EXERCISE DESCRIPTION:
List, from the lines below, each one with "screenshot" in it.

Dataset records:

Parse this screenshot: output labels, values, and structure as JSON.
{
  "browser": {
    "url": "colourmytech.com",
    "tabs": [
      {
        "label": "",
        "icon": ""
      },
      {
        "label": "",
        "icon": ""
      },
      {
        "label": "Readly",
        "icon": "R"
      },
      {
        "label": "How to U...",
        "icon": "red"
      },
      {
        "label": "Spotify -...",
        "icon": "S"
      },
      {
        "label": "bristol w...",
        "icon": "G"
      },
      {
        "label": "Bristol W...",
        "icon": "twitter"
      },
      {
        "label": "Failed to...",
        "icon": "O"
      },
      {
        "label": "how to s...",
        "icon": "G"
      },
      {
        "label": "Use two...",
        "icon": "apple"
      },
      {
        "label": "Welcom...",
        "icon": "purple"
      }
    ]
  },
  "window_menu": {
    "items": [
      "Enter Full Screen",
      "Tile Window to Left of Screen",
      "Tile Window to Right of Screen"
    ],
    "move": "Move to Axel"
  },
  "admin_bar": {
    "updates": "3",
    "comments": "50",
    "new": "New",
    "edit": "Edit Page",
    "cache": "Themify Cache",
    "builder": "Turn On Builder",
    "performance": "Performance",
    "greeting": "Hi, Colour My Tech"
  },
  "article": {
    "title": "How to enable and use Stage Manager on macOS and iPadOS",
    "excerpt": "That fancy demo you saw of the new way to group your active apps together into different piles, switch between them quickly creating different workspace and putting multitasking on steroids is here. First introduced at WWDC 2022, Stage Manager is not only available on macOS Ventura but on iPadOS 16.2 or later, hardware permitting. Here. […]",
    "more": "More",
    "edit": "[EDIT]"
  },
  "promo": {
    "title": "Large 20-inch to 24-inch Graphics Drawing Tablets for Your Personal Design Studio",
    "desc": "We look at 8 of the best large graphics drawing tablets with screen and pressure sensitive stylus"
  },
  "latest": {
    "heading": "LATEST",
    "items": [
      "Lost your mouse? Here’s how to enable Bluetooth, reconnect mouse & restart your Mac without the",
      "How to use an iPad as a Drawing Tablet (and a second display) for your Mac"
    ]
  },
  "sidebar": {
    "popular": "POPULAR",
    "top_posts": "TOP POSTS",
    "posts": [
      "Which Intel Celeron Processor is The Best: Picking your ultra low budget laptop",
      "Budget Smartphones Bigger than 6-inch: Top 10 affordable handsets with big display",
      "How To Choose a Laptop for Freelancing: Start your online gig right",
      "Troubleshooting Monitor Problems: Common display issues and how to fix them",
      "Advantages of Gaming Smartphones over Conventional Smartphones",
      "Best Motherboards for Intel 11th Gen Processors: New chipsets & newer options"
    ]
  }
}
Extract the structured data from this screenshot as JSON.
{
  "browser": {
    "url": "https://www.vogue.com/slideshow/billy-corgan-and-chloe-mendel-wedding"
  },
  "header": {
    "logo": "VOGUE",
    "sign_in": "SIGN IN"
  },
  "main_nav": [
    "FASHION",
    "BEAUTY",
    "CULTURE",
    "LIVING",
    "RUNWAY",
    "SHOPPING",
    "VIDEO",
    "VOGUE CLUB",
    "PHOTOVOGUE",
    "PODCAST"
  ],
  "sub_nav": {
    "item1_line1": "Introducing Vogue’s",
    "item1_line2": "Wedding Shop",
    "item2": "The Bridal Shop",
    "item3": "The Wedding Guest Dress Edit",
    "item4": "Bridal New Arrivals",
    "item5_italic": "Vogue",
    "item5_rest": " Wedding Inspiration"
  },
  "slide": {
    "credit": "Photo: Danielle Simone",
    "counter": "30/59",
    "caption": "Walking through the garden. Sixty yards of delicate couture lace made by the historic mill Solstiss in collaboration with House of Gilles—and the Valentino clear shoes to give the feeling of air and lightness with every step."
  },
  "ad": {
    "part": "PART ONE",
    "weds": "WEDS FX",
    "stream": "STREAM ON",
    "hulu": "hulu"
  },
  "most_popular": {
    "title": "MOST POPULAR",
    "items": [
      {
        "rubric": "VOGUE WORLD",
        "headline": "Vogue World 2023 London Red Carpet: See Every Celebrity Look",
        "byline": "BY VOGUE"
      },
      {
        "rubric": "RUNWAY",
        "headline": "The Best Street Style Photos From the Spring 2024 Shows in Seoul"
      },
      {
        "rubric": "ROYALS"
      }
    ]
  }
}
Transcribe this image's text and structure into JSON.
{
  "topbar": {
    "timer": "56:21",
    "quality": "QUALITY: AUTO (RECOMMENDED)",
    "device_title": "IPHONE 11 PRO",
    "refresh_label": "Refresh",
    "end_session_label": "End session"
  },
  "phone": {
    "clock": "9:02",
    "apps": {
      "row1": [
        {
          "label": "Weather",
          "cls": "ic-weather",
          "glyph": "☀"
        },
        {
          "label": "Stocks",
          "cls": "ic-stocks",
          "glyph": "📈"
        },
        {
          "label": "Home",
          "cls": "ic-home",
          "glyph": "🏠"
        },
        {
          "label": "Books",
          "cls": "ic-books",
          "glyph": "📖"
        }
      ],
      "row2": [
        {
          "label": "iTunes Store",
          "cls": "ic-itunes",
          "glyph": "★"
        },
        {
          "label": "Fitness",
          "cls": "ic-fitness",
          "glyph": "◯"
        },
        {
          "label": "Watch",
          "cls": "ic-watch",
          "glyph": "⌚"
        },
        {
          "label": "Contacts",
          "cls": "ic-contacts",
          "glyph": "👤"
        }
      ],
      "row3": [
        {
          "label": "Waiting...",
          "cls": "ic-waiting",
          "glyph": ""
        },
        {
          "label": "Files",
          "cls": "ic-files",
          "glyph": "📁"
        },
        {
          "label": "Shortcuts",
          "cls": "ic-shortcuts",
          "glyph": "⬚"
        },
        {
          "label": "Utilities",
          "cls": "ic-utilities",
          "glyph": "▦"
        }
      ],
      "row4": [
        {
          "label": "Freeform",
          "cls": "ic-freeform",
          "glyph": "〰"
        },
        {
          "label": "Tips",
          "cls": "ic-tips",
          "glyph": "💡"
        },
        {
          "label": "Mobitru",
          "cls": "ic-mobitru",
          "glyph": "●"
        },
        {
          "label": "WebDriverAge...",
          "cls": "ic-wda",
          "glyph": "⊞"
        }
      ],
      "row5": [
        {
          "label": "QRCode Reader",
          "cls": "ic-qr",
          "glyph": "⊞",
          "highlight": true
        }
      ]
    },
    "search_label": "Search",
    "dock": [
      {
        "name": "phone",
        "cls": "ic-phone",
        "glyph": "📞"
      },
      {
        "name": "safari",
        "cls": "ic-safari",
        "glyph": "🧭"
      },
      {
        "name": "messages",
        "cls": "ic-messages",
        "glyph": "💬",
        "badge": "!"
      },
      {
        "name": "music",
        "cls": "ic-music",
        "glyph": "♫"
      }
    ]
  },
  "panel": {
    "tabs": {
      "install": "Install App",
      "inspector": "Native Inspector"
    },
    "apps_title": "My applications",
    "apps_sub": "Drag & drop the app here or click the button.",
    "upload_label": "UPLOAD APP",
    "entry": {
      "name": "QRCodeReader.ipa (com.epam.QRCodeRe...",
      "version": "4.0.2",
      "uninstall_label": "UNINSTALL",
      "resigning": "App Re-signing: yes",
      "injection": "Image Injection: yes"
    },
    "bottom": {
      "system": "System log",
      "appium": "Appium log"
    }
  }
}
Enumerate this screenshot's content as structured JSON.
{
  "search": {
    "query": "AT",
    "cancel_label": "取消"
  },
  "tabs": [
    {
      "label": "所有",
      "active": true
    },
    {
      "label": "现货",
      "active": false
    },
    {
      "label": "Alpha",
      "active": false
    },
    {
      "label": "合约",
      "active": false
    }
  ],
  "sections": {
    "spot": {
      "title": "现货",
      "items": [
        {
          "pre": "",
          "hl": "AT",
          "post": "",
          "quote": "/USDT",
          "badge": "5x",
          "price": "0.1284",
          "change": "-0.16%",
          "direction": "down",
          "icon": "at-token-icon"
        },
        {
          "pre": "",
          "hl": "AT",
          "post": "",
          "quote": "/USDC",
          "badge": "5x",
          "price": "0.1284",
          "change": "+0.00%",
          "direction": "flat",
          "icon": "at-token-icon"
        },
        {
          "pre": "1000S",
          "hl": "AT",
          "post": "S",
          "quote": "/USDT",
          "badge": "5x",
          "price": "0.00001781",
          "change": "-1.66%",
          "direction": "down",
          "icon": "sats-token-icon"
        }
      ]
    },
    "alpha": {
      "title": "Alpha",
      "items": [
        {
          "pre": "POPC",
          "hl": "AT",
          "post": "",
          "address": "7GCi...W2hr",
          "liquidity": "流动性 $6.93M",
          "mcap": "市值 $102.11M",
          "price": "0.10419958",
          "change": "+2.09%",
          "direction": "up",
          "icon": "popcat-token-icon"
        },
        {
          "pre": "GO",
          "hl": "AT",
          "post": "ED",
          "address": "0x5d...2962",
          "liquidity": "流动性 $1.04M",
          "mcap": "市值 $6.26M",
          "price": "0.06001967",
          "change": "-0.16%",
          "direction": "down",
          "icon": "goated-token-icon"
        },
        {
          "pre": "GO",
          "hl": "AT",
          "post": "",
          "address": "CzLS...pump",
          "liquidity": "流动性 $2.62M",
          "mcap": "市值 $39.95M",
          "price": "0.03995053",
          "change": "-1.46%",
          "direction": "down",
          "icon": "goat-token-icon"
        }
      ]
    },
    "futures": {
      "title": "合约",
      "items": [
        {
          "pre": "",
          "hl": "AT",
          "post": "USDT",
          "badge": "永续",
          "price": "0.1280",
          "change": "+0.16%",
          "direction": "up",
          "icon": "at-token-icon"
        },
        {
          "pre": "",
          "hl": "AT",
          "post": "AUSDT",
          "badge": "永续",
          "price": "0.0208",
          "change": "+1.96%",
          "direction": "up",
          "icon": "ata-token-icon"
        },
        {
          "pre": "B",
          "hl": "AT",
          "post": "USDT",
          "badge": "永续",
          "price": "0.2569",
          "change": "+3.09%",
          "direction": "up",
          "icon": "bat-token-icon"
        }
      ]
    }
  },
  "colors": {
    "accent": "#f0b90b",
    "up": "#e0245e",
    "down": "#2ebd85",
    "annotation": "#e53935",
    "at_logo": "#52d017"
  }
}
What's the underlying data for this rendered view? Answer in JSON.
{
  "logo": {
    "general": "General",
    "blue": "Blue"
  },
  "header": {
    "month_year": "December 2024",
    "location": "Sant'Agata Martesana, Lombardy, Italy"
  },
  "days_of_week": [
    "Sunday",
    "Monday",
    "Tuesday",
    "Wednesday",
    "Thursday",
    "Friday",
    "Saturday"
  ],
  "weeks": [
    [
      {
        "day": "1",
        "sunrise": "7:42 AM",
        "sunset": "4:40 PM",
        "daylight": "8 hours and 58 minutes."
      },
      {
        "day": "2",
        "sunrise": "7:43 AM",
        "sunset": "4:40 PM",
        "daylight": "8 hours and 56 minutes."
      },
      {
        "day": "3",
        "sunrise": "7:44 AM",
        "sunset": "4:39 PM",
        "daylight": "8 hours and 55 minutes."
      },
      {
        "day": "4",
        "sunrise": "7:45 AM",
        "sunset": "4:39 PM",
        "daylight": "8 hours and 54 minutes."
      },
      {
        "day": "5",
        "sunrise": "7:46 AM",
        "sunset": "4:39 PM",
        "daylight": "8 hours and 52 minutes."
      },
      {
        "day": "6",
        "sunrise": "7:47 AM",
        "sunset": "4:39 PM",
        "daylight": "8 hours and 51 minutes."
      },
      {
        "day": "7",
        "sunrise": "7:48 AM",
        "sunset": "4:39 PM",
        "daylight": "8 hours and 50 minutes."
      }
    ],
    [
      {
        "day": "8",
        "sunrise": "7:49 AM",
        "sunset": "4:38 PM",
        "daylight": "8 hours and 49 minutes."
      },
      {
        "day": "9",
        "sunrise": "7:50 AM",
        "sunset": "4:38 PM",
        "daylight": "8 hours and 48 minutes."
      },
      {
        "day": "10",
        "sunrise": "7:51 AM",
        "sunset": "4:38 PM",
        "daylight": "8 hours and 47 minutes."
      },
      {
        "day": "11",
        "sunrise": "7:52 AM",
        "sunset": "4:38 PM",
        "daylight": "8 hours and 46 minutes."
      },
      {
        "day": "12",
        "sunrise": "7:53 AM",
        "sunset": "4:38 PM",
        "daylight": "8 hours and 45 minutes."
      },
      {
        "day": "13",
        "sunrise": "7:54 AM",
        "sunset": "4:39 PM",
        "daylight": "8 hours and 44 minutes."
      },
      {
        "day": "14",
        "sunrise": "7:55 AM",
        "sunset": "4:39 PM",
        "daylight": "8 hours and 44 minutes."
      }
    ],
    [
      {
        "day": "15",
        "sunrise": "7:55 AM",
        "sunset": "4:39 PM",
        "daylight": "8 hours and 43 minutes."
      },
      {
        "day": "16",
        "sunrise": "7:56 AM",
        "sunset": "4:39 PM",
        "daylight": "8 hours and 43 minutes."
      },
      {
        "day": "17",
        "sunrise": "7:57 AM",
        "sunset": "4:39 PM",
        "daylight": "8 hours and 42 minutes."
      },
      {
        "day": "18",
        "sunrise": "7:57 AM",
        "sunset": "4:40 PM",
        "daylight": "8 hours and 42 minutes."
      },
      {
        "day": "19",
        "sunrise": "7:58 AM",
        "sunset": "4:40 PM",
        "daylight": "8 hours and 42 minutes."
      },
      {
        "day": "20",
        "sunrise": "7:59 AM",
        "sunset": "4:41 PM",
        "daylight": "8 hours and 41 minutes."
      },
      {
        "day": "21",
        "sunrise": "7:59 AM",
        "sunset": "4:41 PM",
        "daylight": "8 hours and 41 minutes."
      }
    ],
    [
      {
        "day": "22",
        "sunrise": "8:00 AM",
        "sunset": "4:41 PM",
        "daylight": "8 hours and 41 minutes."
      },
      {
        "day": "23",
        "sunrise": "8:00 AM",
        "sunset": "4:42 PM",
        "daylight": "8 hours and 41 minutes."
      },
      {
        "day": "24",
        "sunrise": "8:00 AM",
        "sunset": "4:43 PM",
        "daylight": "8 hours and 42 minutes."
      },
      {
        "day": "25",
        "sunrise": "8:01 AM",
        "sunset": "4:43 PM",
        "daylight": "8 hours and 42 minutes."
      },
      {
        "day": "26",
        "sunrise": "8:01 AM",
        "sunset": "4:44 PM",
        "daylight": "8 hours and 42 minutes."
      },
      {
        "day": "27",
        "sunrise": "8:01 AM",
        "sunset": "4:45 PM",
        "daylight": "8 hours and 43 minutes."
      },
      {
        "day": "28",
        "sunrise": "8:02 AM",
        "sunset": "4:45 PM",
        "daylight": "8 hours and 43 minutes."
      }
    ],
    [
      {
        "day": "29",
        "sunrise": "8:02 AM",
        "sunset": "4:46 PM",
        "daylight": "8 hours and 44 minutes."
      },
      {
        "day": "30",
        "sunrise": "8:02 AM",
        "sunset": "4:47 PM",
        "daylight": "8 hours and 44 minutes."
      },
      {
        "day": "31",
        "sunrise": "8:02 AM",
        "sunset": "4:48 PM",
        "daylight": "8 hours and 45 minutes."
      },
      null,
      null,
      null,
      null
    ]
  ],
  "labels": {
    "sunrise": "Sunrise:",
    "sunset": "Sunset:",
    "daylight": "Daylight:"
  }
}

WORKED SOLUTION:
Parse this screenshot: output labels, values, and structure as JSON.
Extract the structured data from this screenshot as JSON.
Enumerate this screenshot's content as structured JSON.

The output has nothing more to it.